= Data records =
** START **
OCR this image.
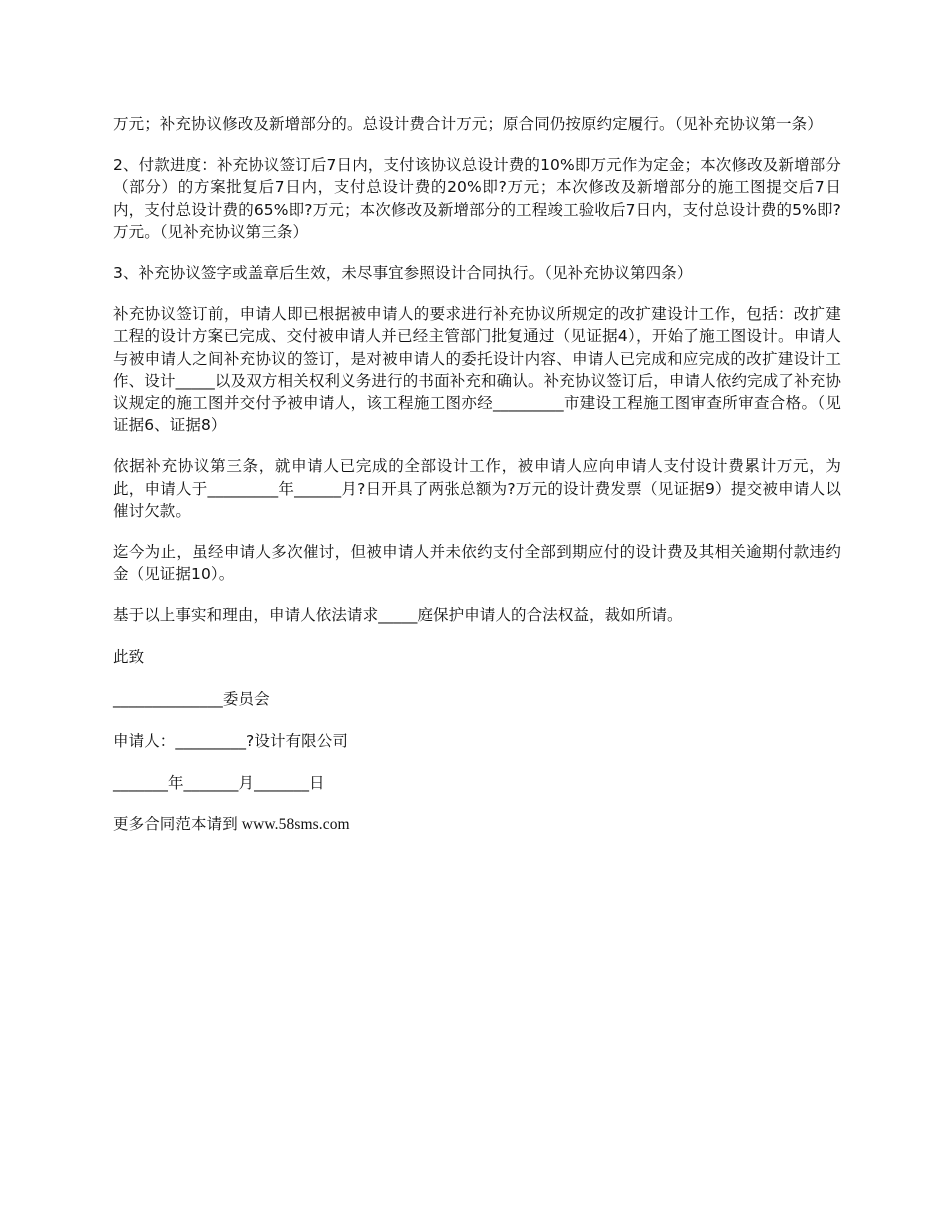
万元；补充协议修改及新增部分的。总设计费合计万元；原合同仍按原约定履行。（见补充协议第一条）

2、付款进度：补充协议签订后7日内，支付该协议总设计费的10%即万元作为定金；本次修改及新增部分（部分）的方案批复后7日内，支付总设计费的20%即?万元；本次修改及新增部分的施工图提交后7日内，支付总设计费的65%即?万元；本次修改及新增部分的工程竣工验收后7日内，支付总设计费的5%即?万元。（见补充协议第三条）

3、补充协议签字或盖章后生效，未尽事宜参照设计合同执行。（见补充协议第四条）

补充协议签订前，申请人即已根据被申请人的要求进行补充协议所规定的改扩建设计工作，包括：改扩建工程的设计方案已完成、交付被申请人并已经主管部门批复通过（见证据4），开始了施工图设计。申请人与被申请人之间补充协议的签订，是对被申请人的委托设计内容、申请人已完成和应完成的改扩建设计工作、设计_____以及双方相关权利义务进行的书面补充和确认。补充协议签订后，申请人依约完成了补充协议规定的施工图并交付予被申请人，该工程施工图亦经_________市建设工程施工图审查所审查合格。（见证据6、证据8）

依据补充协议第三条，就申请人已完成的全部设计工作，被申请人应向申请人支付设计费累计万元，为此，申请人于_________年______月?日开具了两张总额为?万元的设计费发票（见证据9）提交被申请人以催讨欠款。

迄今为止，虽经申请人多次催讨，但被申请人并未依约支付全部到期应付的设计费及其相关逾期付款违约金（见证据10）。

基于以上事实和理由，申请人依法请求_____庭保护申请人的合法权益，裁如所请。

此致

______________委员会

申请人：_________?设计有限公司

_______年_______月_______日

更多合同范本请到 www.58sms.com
** END **
** START **
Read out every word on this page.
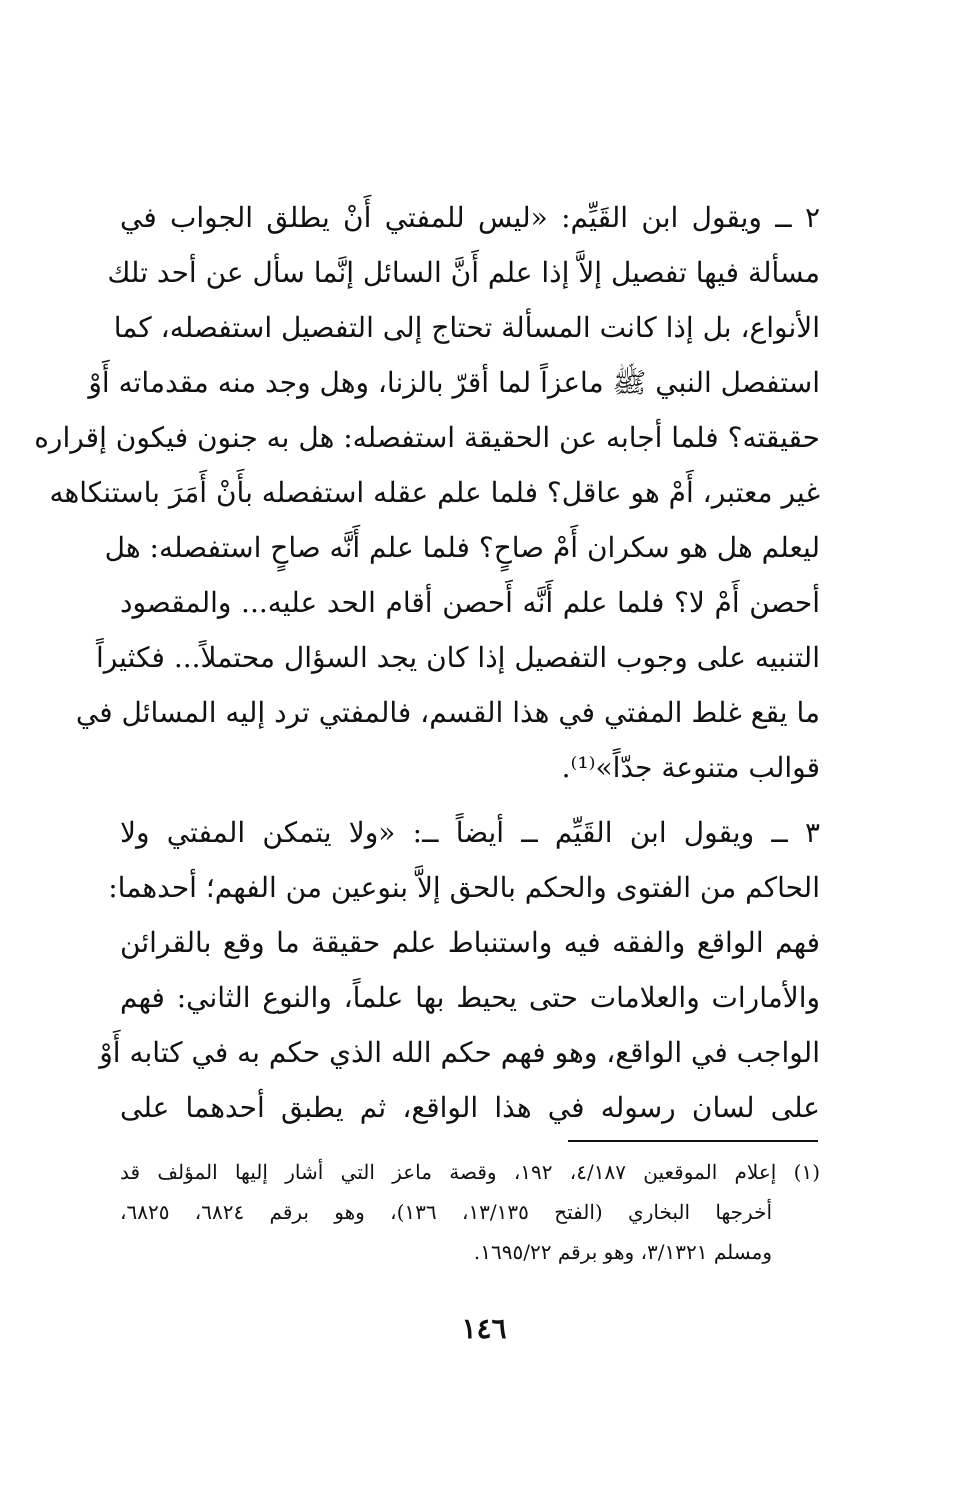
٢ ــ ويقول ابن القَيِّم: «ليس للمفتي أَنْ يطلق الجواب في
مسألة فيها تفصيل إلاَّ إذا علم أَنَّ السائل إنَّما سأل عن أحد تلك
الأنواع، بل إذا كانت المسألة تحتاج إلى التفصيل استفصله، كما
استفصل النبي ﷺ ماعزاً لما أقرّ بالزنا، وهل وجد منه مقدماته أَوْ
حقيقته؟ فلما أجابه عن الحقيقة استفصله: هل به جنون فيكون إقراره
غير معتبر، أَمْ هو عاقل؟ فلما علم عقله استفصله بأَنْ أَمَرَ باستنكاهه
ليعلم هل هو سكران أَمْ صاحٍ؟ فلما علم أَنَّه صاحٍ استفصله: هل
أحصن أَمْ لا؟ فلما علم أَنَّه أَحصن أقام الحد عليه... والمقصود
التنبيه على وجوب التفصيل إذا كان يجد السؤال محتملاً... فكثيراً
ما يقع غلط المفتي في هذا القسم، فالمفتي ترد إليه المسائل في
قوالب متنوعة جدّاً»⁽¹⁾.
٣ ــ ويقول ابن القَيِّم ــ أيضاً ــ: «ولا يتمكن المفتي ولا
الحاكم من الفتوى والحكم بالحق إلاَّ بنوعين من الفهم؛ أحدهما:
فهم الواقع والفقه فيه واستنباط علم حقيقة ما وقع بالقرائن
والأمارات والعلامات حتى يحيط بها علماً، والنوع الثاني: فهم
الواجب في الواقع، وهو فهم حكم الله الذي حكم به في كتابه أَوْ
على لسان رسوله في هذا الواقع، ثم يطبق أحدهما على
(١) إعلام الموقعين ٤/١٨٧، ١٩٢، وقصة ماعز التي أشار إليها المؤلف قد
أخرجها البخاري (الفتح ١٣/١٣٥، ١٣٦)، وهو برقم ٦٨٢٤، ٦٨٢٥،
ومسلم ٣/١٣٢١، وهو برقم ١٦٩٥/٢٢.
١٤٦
** END **
Identify every line above that includes the word "برقم", and show those lines.

= RIGHT ANSWER =
أخرجها البخاري (الفتح ١٣/١٣٥، ١٣٦)، وهو برقم ٦٨٢٤، ٦٨٢٥،
ومسلم ٣/١٣٢١، وهو برقم ١٦٩٥/٢٢.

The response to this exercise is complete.